• [Information shown]
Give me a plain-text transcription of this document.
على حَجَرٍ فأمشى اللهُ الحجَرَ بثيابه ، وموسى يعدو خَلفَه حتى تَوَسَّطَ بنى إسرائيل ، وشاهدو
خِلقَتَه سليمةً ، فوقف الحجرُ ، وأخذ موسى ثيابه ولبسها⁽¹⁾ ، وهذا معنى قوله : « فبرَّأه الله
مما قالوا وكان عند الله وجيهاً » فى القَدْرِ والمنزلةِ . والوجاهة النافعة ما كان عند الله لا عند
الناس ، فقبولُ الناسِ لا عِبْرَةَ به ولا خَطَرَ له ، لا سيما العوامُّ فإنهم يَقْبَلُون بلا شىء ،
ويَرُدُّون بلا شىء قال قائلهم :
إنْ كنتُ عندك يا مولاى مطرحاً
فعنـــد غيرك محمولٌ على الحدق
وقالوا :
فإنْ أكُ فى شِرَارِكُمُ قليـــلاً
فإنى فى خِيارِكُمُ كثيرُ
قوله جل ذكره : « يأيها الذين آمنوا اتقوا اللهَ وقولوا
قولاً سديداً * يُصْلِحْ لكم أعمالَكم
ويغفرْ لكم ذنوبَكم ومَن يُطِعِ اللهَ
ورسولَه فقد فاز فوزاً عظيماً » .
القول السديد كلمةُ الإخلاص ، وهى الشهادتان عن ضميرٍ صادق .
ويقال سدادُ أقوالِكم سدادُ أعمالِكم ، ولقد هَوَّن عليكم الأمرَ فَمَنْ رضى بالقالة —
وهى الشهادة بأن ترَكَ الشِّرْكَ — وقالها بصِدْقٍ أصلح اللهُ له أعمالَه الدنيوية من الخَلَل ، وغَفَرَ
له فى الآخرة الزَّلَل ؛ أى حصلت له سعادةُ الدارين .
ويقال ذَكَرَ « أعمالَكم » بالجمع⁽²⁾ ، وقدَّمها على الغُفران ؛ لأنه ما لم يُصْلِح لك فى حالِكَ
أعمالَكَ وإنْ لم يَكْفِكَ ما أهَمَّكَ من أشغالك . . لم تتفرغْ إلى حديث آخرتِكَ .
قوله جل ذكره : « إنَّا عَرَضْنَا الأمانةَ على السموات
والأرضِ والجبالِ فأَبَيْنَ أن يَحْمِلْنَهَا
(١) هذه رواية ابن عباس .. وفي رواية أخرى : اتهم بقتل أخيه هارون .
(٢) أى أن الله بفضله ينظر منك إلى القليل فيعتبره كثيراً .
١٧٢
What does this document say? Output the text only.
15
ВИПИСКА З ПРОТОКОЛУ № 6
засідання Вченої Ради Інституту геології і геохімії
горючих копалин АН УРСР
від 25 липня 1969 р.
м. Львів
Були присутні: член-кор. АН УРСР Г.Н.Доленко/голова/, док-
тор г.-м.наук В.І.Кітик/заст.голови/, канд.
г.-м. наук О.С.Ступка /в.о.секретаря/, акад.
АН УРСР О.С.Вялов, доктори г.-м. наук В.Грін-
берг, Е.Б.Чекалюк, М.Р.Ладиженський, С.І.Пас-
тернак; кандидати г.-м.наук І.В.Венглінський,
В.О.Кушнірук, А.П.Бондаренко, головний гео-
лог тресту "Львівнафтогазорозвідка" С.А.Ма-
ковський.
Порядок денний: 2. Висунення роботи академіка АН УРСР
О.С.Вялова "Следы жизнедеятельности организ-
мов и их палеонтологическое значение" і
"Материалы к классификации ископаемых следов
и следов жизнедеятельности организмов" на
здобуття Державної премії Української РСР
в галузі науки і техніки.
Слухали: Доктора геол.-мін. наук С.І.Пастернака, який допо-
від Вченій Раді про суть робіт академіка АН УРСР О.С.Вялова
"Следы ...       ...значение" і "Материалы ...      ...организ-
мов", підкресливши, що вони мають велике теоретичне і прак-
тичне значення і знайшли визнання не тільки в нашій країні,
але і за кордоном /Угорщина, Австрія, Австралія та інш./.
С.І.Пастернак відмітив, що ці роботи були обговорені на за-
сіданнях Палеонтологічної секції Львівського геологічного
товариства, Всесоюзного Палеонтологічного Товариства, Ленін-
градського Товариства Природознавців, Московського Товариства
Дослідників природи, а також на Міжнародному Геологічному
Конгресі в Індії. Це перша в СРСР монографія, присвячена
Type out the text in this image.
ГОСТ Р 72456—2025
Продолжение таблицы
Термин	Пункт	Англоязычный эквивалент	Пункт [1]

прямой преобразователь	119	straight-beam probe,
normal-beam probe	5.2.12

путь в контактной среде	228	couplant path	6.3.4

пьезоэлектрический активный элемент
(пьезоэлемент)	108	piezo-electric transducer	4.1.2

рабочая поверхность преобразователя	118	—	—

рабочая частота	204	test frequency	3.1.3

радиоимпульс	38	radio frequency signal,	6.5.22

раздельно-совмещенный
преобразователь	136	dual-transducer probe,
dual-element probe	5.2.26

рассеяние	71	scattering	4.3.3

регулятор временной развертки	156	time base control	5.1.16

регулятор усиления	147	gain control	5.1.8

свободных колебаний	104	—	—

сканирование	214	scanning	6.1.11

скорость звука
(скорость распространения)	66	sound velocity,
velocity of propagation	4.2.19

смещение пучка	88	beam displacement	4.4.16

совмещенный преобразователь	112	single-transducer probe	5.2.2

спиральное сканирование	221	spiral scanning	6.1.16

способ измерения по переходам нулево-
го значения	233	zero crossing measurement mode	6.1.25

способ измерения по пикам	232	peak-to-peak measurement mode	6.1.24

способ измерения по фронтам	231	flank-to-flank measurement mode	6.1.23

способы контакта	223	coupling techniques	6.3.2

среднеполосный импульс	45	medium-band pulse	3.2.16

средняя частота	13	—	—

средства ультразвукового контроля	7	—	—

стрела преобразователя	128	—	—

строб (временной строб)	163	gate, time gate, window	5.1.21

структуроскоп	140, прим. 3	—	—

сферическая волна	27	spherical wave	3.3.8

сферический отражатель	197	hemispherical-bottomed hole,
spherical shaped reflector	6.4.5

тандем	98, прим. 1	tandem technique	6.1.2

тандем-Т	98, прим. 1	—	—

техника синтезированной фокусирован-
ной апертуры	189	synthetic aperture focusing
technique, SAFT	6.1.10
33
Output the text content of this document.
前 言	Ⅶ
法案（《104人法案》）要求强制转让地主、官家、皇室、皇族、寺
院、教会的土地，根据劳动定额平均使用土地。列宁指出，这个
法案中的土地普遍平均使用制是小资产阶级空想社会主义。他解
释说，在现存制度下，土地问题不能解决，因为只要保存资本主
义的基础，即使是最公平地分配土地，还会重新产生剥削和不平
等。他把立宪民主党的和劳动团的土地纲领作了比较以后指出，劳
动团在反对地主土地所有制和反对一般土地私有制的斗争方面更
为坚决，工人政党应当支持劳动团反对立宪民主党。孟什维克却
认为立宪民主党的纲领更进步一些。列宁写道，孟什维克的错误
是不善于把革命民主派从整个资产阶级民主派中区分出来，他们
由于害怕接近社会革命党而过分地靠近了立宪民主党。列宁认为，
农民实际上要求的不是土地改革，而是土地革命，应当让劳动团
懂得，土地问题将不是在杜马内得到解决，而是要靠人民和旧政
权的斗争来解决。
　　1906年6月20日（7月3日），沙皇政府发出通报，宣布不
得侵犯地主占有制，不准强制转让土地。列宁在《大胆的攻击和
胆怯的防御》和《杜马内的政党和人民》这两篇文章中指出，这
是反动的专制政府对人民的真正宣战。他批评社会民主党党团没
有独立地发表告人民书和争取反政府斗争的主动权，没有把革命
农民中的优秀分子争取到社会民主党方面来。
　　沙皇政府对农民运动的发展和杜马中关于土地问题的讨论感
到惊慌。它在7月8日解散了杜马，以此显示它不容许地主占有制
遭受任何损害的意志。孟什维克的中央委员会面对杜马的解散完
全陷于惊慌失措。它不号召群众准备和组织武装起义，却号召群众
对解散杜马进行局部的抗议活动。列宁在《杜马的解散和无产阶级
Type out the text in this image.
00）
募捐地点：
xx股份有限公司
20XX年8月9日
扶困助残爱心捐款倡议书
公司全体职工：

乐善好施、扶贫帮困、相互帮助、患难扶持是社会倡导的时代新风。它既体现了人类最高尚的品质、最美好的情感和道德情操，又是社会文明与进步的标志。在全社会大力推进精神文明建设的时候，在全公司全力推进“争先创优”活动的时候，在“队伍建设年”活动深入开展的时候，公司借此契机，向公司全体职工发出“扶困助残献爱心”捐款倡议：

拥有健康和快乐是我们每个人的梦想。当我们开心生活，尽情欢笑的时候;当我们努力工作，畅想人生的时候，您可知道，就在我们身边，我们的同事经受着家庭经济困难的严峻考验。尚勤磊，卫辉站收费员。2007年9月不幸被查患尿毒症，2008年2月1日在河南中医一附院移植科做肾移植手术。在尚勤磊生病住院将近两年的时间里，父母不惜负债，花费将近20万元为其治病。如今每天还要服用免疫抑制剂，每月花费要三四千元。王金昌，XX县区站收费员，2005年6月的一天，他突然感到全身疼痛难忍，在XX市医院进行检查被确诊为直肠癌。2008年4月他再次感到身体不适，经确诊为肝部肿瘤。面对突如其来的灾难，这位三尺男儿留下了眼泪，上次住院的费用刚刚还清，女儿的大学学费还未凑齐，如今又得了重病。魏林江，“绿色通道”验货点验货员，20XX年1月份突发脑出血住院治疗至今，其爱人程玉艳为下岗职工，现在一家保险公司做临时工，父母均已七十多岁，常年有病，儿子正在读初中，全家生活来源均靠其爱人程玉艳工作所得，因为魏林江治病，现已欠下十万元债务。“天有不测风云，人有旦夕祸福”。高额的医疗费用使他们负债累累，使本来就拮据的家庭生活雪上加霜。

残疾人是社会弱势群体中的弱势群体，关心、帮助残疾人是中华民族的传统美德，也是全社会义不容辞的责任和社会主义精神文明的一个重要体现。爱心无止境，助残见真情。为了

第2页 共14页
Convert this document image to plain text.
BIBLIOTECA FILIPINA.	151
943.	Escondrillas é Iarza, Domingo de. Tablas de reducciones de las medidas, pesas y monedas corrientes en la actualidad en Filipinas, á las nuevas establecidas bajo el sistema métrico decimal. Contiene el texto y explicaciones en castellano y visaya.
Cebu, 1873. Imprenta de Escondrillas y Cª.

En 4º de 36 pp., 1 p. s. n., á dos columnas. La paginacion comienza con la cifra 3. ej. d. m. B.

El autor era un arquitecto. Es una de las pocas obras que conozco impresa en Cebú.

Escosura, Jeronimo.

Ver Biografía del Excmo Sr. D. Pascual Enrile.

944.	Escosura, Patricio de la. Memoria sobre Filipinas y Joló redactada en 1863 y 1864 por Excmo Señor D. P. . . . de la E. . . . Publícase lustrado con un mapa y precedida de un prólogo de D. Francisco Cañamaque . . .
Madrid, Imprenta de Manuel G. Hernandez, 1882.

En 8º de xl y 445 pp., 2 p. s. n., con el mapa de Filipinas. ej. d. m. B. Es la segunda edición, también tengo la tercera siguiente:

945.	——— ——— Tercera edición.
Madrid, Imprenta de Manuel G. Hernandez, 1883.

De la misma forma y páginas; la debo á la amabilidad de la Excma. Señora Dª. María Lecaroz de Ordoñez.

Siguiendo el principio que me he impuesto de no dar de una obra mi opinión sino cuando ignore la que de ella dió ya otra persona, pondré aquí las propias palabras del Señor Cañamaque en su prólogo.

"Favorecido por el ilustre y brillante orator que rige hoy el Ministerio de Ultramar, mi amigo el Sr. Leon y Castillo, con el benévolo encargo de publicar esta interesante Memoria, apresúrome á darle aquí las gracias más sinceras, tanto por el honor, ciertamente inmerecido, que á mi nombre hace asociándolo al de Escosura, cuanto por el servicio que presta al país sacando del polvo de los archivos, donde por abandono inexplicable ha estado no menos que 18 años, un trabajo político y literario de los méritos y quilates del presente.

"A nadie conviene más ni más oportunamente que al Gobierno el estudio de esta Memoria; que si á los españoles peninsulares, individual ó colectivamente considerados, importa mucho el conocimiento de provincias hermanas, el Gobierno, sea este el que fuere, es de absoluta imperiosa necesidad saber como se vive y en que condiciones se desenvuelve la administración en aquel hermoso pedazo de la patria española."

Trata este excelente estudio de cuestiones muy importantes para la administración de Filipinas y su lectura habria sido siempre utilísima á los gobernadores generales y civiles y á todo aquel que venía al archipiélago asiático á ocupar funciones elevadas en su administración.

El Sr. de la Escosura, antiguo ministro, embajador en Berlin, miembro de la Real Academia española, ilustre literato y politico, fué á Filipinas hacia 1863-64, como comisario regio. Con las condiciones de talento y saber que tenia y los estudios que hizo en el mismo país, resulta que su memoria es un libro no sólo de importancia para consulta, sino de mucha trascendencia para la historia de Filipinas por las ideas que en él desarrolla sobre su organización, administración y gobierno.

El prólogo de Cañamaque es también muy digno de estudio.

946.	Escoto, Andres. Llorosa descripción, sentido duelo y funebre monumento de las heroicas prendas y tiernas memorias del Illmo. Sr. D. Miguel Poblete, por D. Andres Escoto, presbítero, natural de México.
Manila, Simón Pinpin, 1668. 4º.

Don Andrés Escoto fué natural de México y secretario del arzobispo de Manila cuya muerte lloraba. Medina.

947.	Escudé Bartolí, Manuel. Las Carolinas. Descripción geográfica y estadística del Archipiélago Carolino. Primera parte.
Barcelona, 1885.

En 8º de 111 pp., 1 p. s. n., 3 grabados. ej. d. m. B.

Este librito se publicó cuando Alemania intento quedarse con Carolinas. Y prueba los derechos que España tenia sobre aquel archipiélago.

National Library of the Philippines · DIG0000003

• [Stated goal] Count the lines above that contain the word "прим", and give only that number.

• [Task answer] 3